* _YOUR ASSIGNMENT_: Go through the entries below. Copy each line in which "Clinical" appears.
□ □ □
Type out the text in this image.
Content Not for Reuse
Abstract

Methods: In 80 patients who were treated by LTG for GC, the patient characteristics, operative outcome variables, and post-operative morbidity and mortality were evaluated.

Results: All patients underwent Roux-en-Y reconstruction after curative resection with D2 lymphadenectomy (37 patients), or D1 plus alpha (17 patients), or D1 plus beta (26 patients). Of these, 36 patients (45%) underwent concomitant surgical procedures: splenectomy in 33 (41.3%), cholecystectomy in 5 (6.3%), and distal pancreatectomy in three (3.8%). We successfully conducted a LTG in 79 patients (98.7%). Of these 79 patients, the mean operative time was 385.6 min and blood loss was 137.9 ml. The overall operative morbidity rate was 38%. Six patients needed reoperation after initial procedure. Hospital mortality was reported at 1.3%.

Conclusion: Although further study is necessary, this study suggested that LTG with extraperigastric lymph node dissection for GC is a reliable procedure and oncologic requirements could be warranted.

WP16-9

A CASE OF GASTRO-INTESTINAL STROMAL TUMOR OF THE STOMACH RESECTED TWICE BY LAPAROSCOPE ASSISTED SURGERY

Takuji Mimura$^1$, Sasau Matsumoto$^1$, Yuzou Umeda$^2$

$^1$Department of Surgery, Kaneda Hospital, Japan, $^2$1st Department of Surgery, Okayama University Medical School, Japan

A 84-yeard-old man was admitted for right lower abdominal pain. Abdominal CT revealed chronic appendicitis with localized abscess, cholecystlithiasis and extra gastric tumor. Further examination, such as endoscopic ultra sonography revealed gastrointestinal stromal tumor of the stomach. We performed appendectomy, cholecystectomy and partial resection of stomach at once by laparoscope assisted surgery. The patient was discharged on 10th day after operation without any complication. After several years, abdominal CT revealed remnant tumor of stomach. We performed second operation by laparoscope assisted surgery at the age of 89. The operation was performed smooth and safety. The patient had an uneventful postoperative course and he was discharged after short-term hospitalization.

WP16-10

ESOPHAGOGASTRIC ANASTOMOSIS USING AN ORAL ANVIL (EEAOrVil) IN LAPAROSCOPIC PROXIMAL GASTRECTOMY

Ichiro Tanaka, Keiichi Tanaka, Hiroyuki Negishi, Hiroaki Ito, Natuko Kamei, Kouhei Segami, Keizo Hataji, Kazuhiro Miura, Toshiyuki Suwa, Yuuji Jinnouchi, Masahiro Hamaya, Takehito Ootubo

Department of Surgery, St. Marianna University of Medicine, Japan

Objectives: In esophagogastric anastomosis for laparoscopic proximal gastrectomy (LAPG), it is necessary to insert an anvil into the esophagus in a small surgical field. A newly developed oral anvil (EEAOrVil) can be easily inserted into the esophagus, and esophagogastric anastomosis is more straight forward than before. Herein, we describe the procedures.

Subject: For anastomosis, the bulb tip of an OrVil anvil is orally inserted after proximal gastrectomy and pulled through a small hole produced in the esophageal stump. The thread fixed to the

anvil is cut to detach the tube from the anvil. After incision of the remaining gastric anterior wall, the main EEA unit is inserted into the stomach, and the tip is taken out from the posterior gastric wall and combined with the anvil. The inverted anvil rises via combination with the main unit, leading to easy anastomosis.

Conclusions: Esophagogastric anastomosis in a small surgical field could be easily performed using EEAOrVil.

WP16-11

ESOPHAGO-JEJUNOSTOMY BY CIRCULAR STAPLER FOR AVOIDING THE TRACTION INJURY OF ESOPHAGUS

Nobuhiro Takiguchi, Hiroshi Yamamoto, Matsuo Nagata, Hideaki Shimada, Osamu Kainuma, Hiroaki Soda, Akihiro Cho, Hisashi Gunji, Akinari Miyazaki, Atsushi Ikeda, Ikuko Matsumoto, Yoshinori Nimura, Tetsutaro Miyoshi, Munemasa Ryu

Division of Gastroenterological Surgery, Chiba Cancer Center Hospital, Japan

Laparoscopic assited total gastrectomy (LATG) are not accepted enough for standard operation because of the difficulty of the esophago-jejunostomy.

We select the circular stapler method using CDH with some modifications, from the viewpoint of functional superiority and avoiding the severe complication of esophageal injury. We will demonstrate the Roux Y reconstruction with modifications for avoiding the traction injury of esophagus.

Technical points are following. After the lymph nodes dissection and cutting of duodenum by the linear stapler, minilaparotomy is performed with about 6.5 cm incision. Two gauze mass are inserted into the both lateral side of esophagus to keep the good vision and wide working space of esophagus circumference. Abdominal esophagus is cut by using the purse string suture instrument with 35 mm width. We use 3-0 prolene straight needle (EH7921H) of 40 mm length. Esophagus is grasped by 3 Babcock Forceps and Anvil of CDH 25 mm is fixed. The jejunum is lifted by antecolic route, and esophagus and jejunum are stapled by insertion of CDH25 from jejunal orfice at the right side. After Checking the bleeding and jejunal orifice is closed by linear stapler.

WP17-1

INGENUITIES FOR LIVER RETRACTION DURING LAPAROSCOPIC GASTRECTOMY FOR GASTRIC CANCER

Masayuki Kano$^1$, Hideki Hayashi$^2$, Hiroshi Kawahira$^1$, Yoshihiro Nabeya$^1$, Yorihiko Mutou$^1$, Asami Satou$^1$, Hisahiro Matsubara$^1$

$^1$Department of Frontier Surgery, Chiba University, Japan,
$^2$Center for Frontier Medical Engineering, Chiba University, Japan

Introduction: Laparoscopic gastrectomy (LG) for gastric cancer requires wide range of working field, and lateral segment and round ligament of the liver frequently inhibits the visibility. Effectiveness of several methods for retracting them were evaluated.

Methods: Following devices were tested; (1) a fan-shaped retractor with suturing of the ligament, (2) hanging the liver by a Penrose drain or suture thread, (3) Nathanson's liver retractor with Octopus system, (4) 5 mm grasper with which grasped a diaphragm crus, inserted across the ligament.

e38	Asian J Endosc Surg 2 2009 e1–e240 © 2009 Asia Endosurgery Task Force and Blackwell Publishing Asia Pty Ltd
□ □ □
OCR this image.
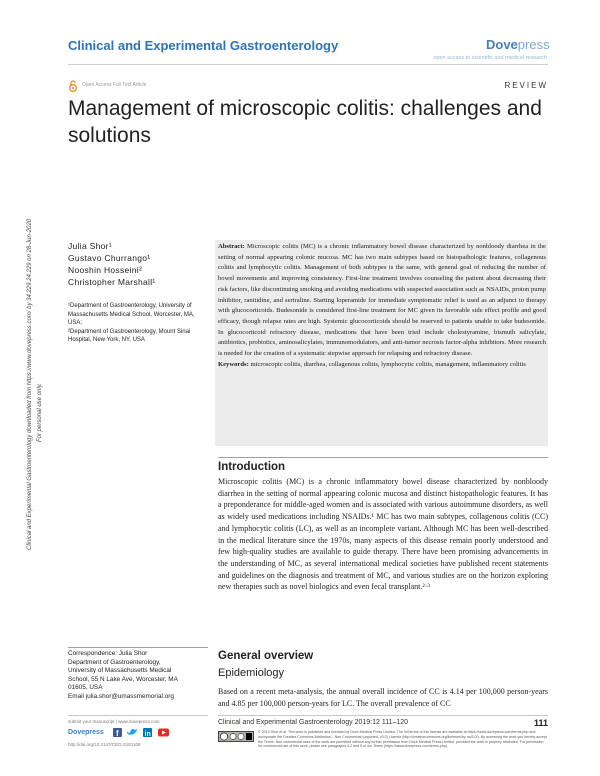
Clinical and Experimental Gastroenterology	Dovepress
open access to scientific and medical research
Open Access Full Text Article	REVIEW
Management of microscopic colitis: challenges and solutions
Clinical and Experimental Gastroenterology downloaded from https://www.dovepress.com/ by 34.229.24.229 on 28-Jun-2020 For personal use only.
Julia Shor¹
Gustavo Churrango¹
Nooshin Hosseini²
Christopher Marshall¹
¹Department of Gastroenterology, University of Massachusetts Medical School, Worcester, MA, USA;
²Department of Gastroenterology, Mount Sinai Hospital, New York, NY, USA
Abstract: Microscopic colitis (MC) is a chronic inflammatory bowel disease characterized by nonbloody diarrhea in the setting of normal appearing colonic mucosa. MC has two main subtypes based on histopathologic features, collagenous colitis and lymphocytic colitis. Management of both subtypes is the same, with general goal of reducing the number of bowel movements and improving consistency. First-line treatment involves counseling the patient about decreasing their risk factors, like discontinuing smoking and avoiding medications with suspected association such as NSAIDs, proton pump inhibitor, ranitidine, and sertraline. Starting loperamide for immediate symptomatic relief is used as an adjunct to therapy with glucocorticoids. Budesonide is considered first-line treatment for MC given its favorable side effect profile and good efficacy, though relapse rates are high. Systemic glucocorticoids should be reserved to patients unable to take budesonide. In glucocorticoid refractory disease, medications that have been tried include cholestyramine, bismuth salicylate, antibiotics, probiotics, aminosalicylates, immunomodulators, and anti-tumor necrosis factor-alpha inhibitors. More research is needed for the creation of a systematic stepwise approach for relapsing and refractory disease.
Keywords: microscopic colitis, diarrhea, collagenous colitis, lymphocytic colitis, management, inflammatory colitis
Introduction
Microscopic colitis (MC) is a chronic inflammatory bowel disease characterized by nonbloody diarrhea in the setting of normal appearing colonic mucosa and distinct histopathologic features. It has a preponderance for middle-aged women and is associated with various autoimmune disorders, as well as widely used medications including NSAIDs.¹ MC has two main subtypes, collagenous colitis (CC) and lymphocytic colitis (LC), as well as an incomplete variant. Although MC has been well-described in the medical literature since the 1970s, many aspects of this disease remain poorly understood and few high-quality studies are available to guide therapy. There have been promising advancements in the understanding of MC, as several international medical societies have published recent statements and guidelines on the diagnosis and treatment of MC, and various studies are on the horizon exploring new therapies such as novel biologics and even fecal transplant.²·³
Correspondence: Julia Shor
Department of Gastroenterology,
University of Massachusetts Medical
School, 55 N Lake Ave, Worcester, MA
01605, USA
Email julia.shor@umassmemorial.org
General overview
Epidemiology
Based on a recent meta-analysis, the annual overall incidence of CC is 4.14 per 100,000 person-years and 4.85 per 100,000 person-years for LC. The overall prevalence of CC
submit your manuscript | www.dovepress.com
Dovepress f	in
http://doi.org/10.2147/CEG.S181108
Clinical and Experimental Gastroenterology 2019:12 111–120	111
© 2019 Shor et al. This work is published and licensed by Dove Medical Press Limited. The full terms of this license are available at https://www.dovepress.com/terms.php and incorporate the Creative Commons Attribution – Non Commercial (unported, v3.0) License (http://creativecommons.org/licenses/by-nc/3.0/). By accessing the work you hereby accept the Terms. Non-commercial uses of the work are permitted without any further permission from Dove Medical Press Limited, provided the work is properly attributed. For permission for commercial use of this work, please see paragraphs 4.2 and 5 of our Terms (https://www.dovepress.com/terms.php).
□ □ □
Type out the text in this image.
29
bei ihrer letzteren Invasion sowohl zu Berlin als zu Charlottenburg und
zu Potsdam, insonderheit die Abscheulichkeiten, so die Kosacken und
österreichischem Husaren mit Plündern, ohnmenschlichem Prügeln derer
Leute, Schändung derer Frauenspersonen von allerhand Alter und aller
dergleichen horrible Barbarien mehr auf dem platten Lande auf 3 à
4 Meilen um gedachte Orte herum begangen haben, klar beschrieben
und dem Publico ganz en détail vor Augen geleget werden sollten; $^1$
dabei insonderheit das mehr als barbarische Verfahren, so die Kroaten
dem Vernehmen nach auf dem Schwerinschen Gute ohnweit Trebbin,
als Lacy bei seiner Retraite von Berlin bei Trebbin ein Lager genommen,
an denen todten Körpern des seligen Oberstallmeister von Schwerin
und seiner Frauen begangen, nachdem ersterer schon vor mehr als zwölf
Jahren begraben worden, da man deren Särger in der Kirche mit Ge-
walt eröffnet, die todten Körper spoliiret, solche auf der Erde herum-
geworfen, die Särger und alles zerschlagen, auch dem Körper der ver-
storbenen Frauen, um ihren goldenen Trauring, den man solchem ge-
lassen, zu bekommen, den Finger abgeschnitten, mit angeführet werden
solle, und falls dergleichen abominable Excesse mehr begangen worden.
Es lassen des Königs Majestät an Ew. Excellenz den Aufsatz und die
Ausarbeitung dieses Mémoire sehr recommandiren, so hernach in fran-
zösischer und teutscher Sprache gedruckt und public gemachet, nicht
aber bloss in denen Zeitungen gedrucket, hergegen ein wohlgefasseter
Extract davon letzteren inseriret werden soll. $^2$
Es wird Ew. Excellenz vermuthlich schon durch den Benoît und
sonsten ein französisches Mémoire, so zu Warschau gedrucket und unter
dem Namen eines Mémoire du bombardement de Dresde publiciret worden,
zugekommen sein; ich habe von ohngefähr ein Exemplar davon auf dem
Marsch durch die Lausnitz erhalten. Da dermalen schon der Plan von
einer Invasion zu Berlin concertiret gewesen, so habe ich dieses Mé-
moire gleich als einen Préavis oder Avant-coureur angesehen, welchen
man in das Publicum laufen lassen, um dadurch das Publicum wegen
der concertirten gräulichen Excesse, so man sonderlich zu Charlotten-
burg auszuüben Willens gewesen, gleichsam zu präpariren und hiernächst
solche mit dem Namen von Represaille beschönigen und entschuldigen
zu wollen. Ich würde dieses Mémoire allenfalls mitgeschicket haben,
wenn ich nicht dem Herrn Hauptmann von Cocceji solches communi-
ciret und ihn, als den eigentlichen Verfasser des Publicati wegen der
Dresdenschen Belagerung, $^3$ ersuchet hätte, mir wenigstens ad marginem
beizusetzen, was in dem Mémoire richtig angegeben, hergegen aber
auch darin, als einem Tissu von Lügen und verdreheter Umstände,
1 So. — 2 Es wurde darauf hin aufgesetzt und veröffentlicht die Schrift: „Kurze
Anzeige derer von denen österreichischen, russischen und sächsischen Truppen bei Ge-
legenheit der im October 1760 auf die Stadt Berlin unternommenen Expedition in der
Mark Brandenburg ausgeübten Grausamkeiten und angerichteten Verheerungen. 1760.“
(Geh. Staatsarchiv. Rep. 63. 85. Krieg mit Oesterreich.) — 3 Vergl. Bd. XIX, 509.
□ □ □
* _WRITTEN SOLUTION_:
Clinical and Experimental Gastroenterology	Dovepress
Clinical and Experimental Gastroenterology downloaded from https://www.dovepress.com/ by 34.229.24.229 on 28-Jun-2020 For personal use only.
Clinical and Experimental Gastroenterology 2019:12 111–120	111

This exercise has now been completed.